** start Provided entries **

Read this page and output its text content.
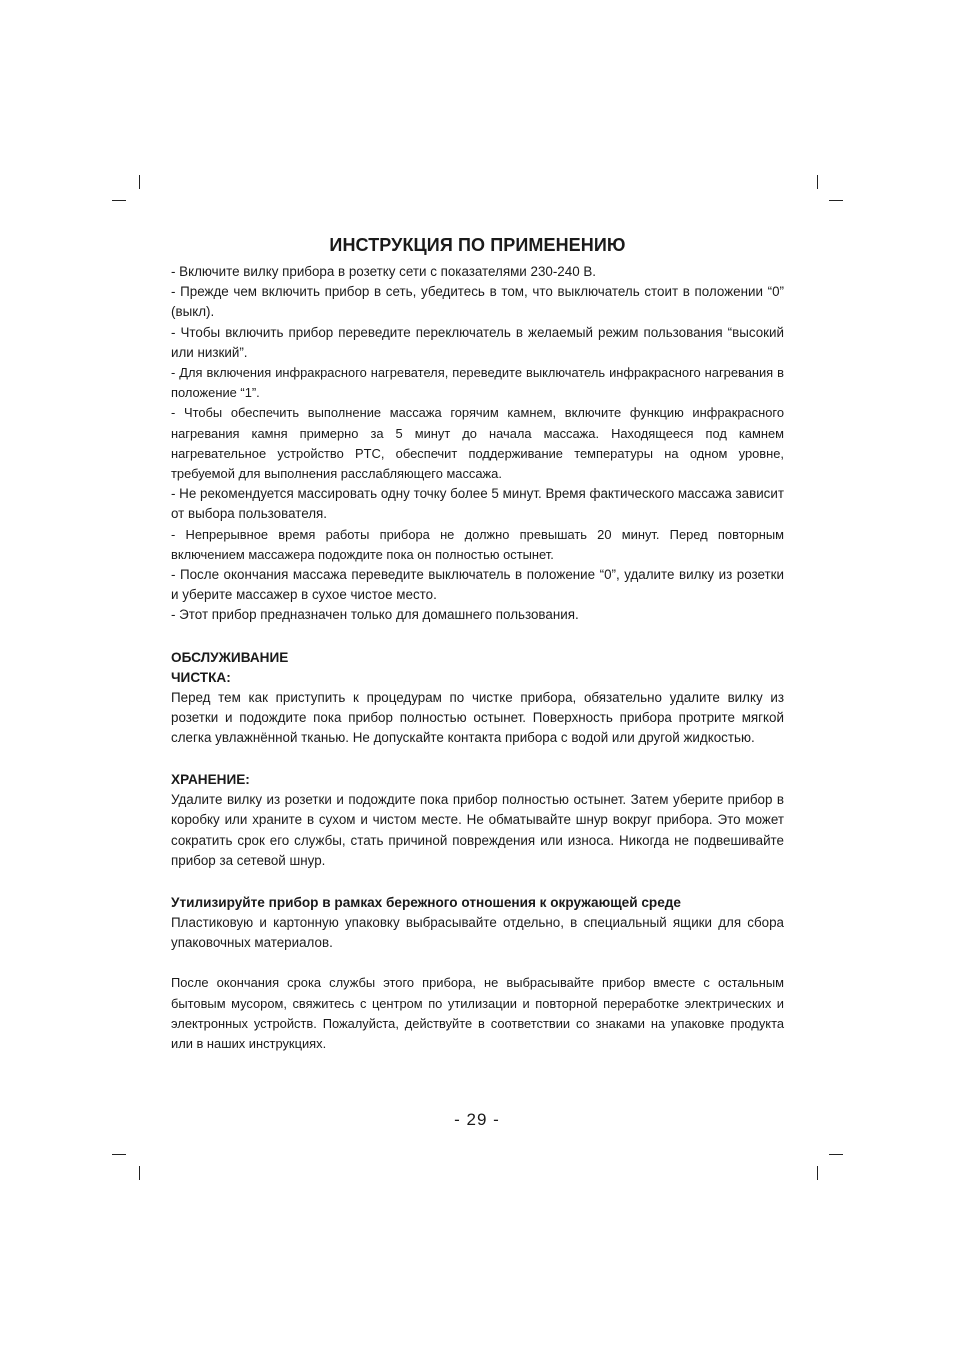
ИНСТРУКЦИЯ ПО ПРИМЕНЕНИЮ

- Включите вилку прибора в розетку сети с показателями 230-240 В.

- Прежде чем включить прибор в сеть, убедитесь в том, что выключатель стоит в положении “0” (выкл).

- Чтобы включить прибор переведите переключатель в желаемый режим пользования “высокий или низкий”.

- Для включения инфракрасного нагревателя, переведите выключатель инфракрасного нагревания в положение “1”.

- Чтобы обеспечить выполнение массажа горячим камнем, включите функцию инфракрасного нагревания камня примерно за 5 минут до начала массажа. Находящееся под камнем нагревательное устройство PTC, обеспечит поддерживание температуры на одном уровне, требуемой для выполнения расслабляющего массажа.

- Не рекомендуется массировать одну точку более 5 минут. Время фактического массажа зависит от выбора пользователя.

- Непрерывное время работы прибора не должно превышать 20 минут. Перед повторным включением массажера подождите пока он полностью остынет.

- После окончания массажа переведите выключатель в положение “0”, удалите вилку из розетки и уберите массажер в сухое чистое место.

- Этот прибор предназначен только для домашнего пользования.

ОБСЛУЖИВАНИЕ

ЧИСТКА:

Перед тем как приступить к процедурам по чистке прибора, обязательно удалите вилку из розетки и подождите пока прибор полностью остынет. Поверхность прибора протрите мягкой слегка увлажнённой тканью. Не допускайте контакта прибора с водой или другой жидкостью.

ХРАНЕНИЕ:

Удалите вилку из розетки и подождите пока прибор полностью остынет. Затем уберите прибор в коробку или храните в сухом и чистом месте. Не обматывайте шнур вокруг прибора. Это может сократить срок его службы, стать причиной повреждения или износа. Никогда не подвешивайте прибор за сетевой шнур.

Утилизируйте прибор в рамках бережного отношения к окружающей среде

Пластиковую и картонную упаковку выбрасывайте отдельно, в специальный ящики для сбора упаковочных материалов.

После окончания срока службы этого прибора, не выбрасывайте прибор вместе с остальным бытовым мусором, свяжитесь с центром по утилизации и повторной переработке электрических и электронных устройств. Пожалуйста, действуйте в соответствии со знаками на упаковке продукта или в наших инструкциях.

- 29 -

** end Provided entries **
** start Provided entries **

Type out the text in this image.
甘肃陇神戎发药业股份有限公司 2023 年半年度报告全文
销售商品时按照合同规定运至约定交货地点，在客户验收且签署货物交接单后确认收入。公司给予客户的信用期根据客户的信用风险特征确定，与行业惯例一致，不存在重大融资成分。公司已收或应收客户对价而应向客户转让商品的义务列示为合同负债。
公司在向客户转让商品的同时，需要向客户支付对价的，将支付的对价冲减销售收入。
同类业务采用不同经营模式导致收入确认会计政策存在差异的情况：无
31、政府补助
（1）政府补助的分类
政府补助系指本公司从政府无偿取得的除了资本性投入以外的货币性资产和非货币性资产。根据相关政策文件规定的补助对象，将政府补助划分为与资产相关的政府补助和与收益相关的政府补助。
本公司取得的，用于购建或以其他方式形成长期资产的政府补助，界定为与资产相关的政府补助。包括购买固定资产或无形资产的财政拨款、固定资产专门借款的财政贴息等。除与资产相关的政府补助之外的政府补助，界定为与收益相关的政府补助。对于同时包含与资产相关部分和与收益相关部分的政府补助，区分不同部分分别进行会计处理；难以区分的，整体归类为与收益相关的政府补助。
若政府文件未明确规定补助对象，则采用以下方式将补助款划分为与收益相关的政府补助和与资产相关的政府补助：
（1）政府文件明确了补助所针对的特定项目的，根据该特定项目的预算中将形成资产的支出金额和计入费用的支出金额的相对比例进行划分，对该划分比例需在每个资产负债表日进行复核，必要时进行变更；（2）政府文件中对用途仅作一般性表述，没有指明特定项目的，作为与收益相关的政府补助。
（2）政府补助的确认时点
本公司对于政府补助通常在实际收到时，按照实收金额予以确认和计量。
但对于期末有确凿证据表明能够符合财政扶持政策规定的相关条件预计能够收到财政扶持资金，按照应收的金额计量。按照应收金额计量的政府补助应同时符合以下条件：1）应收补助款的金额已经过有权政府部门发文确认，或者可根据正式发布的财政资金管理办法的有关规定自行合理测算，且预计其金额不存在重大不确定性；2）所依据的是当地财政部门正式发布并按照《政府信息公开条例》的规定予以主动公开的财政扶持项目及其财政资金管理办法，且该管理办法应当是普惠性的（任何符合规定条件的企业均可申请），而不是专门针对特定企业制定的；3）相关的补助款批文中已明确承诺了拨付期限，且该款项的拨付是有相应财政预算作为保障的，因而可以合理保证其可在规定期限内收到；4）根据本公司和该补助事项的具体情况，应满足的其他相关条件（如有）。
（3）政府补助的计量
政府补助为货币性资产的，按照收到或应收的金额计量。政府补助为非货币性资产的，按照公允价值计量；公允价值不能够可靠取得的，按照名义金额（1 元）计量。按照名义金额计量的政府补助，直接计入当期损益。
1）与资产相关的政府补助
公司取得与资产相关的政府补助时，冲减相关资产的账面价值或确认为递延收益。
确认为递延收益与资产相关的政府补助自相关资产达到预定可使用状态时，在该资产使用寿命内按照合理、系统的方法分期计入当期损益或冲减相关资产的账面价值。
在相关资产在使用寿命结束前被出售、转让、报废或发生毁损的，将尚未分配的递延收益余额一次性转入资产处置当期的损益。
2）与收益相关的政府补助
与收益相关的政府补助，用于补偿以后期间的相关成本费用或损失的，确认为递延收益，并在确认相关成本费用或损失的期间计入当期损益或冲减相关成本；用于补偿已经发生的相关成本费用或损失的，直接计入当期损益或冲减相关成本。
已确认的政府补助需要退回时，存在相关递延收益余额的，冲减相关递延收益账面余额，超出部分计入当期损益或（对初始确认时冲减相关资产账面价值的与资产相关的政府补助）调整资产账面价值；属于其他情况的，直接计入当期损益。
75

** end Provided entries **

Copy out every line in the listing where the word "выключатель" appears.

Solution -
- Прежде чем включить прибор в сеть, убедитесь в том, что выключатель стоит в положении “0” (выкл).
- Для включения инфракрасного нагревателя, переведите выключатель инфракрасного нагревания в положение “1”.
- После окончания массажа переведите выключатель в положение “0”, удалите вилку из розетки и уберите массажер в сухое чистое место.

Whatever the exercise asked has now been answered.